Task goal => Give the number of lines below that contain the word "image", and nothing else.

Data provided =>
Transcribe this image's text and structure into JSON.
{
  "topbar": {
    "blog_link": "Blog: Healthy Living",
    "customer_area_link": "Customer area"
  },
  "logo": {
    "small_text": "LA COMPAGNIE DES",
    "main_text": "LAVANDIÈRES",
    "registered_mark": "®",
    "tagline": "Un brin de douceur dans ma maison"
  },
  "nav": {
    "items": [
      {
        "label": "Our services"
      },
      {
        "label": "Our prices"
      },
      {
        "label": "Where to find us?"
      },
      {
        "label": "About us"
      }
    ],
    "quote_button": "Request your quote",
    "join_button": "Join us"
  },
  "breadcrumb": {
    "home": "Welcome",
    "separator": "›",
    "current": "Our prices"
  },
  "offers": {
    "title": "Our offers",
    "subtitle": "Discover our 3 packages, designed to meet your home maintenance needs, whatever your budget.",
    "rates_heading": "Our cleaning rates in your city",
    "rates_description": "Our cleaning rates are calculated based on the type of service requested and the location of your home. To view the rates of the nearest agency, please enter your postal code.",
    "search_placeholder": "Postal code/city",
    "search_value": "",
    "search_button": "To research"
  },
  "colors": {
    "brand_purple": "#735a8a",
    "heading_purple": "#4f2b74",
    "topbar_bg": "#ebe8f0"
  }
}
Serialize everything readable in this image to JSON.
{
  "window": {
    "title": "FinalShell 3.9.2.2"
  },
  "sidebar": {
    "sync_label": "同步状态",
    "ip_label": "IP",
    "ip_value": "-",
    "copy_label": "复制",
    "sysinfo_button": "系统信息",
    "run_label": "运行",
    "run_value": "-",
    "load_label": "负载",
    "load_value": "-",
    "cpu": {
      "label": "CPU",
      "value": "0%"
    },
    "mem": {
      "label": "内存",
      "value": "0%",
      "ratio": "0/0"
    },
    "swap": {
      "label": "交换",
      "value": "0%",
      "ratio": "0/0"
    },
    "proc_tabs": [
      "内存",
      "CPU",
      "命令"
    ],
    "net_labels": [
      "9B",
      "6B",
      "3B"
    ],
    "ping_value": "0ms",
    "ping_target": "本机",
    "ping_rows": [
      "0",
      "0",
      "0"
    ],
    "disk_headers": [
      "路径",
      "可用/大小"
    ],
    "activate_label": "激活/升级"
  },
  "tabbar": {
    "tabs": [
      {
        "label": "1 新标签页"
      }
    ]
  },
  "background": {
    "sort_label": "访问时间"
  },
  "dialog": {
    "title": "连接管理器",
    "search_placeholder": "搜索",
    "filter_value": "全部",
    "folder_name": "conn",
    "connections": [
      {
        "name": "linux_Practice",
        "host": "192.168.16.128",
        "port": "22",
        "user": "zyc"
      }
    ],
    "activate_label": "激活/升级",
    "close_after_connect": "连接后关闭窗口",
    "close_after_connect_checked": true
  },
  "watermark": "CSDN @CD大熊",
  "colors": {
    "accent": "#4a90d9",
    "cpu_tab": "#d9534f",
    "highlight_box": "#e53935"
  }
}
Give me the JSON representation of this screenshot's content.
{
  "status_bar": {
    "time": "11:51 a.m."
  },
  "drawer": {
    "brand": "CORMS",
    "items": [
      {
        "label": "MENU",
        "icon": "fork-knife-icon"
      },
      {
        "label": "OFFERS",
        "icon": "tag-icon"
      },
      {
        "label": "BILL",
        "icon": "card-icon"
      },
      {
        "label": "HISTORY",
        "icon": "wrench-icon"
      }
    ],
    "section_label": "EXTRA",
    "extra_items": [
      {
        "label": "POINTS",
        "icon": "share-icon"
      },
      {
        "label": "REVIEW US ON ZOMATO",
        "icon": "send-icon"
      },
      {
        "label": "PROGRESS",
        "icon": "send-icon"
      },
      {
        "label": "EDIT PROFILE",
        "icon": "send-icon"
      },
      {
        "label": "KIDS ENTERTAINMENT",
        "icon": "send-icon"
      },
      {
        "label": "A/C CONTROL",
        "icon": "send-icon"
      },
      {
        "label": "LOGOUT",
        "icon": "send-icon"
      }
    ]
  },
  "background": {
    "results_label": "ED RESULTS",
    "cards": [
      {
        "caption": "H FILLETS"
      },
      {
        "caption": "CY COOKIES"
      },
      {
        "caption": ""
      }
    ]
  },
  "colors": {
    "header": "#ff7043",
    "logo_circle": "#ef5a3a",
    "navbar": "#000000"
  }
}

Problem solution => 2